** PROBLEM REQUIREMENTS **
Return the line containing "Transcribe this image's" and all lines after it exactly; stop at the end of the material.

** Stored entries **
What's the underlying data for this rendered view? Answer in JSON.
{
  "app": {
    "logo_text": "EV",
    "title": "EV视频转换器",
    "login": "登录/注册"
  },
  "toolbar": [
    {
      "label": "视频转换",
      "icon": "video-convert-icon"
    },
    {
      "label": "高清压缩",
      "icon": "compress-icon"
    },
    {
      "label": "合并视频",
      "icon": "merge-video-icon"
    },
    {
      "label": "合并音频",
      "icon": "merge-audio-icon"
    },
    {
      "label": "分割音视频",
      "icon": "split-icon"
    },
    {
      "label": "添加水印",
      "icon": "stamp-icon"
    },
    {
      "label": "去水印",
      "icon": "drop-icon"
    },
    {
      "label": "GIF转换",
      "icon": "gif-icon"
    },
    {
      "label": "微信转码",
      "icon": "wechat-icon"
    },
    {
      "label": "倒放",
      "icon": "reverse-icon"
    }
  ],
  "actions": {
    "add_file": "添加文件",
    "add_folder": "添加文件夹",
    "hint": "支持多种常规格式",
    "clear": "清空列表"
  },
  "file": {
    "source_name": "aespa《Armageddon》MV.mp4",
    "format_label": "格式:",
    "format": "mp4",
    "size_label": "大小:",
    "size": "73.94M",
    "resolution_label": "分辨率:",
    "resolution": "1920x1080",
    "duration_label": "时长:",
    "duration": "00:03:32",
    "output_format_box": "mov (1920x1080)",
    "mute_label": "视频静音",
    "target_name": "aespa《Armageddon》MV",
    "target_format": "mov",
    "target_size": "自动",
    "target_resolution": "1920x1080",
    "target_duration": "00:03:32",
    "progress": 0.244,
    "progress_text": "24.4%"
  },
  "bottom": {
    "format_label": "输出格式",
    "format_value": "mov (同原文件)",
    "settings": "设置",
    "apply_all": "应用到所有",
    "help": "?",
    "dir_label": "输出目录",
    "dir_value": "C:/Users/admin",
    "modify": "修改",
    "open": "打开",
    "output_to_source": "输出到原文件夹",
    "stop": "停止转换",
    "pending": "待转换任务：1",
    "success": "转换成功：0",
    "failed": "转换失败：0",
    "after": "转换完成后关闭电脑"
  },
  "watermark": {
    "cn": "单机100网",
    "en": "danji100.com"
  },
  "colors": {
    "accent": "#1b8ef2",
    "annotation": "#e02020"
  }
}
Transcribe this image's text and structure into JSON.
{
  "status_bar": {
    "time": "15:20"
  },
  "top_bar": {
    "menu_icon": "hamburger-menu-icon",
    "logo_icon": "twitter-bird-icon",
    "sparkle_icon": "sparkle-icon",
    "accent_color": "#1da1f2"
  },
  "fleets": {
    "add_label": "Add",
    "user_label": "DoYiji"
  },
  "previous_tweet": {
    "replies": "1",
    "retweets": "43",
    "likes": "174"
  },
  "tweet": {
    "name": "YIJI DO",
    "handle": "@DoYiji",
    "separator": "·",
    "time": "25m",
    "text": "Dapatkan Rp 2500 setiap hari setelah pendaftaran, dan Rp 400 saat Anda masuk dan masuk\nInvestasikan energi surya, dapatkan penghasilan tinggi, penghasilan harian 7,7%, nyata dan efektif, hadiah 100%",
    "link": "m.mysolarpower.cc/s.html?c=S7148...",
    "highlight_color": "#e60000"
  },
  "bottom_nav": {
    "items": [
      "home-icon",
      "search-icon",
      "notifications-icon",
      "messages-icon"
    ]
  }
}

** WORKED ANSWER **
Transcribe this image's text and structure into JSON.
{
  "status_bar": {
    "time": "15:20"
  },
  "top_bar": {
    "menu_icon": "hamburger-menu-icon",
    "logo_icon": "twitter-bird-icon",
    "sparkle_icon": "sparkle-icon",
    "accent_color": "#1da1f2"
  },
  "fleets": {
    "add_label": "Add",
    "user_label": "DoYiji"
  },
  "previous_tweet": {
    "replies": "1",
    "retweets": "43",
    "likes": "174"
  },
  "tweet": {
    "name": "YIJI DO",
    "handle": "@DoYiji",
    "separator": "·",
    "time": "25m",
    "text": "Dapatkan Rp 2500 setiap hari setelah pendaftaran, dan Rp 400 saat Anda masuk dan masuk\nInvestasikan energi surya, dapatkan penghasilan tinggi, penghasilan harian 7,7%, nyata dan efektif, hadiah 100%",
    "link": "m.mysolarpower.cc/s.html?c=S7148...",
    "highlight_color": "#e60000"
  },
  "bottom_nav": {
    "items": [
      "home-icon",
      "search-icon",
      "notifications-icon",
      "messages-icon"
    ]
  }
}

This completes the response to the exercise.